● **GIVEN INSTRUCTION**
Retype all of the data exactly as given.

— begin —

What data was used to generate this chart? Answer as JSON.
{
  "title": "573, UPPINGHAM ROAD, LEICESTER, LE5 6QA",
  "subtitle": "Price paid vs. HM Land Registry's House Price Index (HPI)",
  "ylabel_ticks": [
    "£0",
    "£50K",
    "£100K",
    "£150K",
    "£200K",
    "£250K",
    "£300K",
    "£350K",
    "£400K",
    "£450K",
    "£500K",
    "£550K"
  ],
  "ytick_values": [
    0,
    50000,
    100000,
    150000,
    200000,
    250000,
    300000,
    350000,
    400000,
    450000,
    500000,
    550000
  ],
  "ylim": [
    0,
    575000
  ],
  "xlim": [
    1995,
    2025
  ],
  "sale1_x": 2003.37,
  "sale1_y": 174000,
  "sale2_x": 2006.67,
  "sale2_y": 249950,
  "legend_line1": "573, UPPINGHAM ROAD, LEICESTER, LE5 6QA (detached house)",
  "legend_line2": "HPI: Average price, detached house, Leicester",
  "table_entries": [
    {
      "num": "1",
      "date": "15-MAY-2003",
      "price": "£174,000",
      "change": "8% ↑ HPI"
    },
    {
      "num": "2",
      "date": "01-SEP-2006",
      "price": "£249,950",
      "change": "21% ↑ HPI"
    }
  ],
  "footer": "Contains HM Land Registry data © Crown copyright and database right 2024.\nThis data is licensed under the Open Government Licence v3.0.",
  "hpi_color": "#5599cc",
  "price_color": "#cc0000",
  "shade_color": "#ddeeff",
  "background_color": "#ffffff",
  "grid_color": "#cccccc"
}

— end —

● **ANSWER TO THIS TASK**
What data was used to generate this chart? Answer as JSON.
{
  "title": "573, UPPINGHAM ROAD, LEICESTER, LE5 6QA",
  "subtitle": "Price paid vs. HM Land Registry's House Price Index (HPI)",
  "ylabel_ticks": [
    "£0",
    "£50K",
    "£100K",
    "£150K",
    "£200K",
    "£250K",
    "£300K",
    "£350K",
    "£400K",
    "£450K",
    "£500K",
    "£550K"
  ],
  "ytick_values": [
    0,
    50000,
    100000,
    150000,
    200000,
    250000,
    300000,
    350000,
    400000,
    450000,
    500000,
    550000
  ],
  "ylim": [
    0,
    575000
  ],
  "xlim": [
    1995,
    2025
  ],
  "sale1_x": 2003.37,
  "sale1_y": 174000,
  "sale2_x": 2006.67,
  "sale2_y": 249950,
  "legend_line1": "573, UPPINGHAM ROAD, LEICESTER, LE5 6QA (detached house)",
  "legend_line2": "HPI: Average price, detached house, Leicester",
  "table_entries": [
    {
      "num": "1",
      "date": "15-MAY-2003",
      "price": "£174,000",
      "change": "8% ↑ HPI"
    },
    {
      "num": "2",
      "date": "01-SEP-2006",
      "price": "£249,950",
      "change": "21% ↑ HPI"
    }
  ],
  "footer": "Contains HM Land Registry data © Crown copyright and database right 2024.\nThis data is licensed under the Open Government Licence v3.0.",
  "hpi_color": "#5599cc",
  "price_color": "#cc0000",
  "shade_color": "#ddeeff",
  "background_color": "#ffffff",
  "grid_color": "#cccccc"
}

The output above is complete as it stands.